Data entries for graphics
^^^^^^^^

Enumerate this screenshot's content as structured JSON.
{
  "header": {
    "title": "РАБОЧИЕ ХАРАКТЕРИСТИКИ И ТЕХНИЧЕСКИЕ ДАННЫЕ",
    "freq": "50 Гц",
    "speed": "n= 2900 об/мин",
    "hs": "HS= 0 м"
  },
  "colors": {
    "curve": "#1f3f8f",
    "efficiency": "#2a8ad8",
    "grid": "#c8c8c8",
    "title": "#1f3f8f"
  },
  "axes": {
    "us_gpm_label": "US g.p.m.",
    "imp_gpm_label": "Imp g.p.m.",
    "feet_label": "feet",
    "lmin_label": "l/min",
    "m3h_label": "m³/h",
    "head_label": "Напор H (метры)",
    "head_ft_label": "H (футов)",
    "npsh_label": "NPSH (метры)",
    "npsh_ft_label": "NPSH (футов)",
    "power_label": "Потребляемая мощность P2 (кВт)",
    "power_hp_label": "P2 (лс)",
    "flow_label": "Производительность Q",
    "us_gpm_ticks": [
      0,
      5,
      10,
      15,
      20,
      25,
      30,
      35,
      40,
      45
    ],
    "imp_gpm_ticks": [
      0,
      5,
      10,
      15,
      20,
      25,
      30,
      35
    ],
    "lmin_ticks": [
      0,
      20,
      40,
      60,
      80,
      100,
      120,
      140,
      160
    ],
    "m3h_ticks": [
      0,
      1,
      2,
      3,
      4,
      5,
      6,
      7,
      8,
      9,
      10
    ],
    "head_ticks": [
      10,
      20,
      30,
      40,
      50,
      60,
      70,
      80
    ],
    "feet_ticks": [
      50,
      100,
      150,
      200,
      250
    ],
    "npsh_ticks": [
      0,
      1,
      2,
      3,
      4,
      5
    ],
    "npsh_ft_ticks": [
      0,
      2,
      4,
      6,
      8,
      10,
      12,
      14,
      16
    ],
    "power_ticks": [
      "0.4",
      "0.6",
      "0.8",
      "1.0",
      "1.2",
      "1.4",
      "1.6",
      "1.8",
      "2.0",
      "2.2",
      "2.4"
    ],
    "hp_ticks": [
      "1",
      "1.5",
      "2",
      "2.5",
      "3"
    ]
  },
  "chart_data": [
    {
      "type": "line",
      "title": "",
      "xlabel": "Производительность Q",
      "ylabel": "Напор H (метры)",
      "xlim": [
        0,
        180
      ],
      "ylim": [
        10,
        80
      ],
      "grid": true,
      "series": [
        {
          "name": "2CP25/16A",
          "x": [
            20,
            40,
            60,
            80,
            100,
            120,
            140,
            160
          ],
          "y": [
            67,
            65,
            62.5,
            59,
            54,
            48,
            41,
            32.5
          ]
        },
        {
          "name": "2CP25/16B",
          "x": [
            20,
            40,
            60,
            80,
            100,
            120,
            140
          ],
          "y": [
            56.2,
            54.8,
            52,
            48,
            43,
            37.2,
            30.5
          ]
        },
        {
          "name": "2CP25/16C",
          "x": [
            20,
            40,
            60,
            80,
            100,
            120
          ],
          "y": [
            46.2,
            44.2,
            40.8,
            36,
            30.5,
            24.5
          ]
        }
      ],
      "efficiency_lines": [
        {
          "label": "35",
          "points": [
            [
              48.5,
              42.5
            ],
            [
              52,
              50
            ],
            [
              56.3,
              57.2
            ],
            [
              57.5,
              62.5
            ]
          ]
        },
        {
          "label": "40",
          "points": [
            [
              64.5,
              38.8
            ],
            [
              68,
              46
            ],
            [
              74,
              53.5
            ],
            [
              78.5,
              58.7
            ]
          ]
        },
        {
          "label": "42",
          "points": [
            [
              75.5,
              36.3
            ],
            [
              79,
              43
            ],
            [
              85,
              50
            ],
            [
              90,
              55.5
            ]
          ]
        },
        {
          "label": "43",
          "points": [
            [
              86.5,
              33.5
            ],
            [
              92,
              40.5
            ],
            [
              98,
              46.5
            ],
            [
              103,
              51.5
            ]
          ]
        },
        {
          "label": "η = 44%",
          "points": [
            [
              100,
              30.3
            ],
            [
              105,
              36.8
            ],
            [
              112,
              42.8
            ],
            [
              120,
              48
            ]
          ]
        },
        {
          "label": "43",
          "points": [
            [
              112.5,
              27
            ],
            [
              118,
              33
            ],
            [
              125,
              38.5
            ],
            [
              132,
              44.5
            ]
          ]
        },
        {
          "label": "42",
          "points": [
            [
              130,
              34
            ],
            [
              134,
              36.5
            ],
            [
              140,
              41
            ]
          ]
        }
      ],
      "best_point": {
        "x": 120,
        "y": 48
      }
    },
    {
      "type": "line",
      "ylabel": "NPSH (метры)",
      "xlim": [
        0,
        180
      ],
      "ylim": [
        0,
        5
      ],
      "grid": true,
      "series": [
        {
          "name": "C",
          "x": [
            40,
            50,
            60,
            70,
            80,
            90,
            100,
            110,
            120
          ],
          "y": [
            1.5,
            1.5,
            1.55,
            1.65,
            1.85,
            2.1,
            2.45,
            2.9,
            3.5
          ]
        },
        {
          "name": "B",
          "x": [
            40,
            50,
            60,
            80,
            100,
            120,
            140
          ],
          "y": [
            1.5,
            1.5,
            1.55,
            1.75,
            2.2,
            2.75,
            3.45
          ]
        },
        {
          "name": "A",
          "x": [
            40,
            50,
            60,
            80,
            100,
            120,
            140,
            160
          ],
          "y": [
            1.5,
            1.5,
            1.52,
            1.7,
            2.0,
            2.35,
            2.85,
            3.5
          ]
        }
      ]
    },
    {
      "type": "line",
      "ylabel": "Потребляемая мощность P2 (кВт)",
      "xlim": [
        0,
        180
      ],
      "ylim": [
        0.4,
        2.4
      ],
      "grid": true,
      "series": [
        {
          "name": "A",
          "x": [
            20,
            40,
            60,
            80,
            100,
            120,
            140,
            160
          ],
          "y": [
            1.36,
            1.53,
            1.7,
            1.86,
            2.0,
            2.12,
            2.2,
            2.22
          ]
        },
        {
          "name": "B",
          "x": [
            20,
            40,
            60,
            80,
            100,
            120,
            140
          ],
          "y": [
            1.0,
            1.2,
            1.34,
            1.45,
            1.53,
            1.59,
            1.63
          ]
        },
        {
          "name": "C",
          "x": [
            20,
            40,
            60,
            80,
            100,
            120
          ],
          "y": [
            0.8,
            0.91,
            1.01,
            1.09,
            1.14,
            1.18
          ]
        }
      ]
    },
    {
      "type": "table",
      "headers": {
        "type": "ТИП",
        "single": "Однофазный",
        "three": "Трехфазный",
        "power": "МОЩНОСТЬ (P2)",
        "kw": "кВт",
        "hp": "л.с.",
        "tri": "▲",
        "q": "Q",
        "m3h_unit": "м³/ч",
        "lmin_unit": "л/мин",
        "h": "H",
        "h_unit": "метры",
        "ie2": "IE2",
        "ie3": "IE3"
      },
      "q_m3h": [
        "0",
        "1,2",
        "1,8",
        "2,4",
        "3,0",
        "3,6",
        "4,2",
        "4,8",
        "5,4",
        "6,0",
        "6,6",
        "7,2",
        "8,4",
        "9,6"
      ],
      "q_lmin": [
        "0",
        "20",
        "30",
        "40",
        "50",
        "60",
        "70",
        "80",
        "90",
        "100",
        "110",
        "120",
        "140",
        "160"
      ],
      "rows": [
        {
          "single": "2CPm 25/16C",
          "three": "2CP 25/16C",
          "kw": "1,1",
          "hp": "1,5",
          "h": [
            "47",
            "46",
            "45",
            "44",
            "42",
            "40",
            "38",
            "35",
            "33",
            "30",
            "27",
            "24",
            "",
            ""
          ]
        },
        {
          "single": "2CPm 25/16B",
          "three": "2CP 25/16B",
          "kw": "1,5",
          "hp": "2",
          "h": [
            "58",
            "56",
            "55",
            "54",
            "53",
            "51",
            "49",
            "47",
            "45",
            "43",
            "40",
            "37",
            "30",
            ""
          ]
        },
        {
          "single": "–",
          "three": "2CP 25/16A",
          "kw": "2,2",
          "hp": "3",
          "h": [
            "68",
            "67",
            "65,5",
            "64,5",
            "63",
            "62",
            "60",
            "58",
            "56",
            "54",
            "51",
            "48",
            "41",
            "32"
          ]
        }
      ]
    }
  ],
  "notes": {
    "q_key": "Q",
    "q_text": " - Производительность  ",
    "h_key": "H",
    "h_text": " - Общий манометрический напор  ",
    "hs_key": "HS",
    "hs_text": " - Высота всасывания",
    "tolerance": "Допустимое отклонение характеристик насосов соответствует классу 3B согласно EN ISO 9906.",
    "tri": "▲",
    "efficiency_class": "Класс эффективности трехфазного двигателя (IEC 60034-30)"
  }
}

^^^^^^^^

[Task description]
Show the lines of the records that contain the word "футов".

[Task answer]
    "head_ft_label": "H (футов)",
    "npsh_ft_label": "NPSH (футов)",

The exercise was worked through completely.